Given instruction: Set down each entry from the block beneath, exactly as written.

___ Working data

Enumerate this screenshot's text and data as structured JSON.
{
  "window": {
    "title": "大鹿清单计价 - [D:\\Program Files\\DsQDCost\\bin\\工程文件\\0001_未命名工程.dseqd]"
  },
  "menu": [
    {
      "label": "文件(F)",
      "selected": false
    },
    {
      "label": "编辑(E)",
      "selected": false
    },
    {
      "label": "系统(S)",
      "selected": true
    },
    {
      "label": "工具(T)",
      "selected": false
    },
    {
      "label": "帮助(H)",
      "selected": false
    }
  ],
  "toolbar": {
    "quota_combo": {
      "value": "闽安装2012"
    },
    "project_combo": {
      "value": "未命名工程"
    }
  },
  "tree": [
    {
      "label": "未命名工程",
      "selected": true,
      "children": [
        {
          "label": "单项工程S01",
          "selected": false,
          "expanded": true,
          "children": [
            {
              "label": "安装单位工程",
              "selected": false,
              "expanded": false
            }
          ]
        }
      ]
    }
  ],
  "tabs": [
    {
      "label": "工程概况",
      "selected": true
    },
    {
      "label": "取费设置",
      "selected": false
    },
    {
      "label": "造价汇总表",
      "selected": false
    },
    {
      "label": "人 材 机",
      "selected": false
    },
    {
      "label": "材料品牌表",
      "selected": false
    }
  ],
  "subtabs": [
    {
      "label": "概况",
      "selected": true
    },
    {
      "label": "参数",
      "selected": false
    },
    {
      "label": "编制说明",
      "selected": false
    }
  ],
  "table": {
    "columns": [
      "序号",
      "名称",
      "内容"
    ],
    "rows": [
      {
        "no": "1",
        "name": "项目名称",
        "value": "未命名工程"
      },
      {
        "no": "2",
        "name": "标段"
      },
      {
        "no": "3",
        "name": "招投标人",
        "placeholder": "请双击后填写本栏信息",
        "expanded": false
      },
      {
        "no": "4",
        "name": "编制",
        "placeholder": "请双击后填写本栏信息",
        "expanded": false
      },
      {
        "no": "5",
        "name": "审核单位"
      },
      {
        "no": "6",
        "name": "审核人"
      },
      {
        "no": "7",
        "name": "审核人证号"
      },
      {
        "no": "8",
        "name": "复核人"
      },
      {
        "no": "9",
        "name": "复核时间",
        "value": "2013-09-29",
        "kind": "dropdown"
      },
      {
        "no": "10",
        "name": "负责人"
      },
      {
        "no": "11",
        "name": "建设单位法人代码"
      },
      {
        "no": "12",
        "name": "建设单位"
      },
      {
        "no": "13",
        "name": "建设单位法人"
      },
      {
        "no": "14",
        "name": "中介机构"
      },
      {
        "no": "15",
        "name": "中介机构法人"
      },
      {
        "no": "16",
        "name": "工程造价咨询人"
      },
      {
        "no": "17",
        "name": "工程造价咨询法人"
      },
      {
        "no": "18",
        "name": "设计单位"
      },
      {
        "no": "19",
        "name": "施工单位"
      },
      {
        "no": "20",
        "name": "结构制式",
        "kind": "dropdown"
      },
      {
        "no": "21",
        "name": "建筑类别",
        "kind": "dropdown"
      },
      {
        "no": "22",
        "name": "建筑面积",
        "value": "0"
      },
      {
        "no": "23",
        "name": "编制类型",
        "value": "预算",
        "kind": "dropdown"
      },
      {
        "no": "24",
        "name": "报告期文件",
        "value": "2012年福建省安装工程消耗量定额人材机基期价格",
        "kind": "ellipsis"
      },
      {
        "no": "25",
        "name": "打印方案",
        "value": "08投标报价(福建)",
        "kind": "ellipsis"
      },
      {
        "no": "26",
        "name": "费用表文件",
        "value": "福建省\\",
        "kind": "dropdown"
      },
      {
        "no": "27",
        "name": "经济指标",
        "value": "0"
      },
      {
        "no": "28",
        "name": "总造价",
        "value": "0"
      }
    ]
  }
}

______

Written reply:
Enumerate this screenshot's text and data as structured JSON.
{
  "window": {
    "title": "大鹿清单计价 - [D:\\Program Files\\DsQDCost\\bin\\工程文件\\0001_未命名工程.dseqd]"
  },
  "menu": [
    {
      "label": "文件(F)",
      "selected": false
    },
    {
      "label": "编辑(E)",
      "selected": false
    },
    {
      "label": "系统(S)",
      "selected": true
    },
    {
      "label": "工具(T)",
      "selected": false
    },
    {
      "label": "帮助(H)",
      "selected": false
    }
  ],
  "toolbar": {
    "quota_combo": {
      "value": "闽安装2012"
    },
    "project_combo": {
      "value": "未命名工程"
    }
  },
  "tree": [
    {
      "label": "未命名工程",
      "selected": true,
      "children": [
        {
          "label": "单项工程S01",
          "selected": false,
          "expanded": true,
          "children": [
            {
              "label": "安装单位工程",
              "selected": false,
              "expanded": false
            }
          ]
        }
      ]
    }
  ],
  "tabs": [
    {
      "label": "工程概况",
      "selected": true
    },
    {
      "label": "取费设置",
      "selected": false
    },
    {
      "label": "造价汇总表",
      "selected": false
    },
    {
      "label": "人 材 机",
      "selected": false
    },
    {
      "label": "材料品牌表",
      "selected": false
    }
  ],
  "subtabs": [
    {
      "label": "概况",
      "selected": true
    },
    {
      "label": "参数",
      "selected": false
    },
    {
      "label": "编制说明",
      "selected": false
    }
  ],
  "table": {
    "columns": [
      "序号",
      "名称",
      "内容"
    ],
    "rows": [
      {
        "no": "1",
        "name": "项目名称",
        "value": "未命名工程"
      },
      {
        "no": "2",
        "name": "标段"
      },
      {
        "no": "3",
        "name": "招投标人",
        "placeholder": "请双击后填写本栏信息",
        "expanded": false
      },
      {
        "no": "4",
        "name": "编制",
        "placeholder": "请双击后填写本栏信息",
        "expanded": false
      },
      {
        "no": "5",
        "name": "审核单位"
      },
      {
        "no": "6",
        "name": "审核人"
      },
      {
        "no": "7",
        "name": "审核人证号"
      },
      {
        "no": "8",
        "name": "复核人"
      },
      {
        "no": "9",
        "name": "复核时间",
        "value": "2013-09-29",
        "kind": "dropdown"
      },
      {
        "no": "10",
        "name": "负责人"
      },
      {
        "no": "11",
        "name": "建设单位法人代码"
      },
      {
        "no": "12",
        "name": "建设单位"
      },
      {
        "no": "13",
        "name": "建设单位法人"
      },
      {
        "no": "14",
        "name": "中介机构"
      },
      {
        "no": "15",
        "name": "中介机构法人"
      },
      {
        "no": "16",
        "name": "工程造价咨询人"
      },
      {
        "no": "17",
        "name": "工程造价咨询法人"
      },
      {
        "no": "18",
        "name": "设计单位"
      },
      {
        "no": "19",
        "name": "施工单位"
      },
      {
        "no": "20",
        "name": "结构制式",
        "kind": "dropdown"
      },
      {
        "no": "21",
        "name": "建筑类别",
        "kind": "dropdown"
      },
      {
        "no": "22",
        "name": "建筑面积",
        "value": "0"
      },
      {
        "no": "23",
        "name": "编制类型",
        "value": "预算",
        "kind": "dropdown"
      },
      {
        "no": "24",
        "name": "报告期文件",
        "value": "2012年福建省安装工程消耗量定额人材机基期价格",
        "kind": "ellipsis"
      },
      {
        "no": "25",
        "name": "打印方案",
        "value": "08投标报价(福建)",
        "kind": "ellipsis"
      },
      {
        "no": "26",
        "name": "费用表文件",
        "value": "福建省\\",
        "kind": "dropdown"
      },
      {
        "no": "27",
        "name": "经济指标",
        "value": "0"
      },
      {
        "no": "28",
        "name": "总造价",
        "value": "0"
      }
    ]
  }
}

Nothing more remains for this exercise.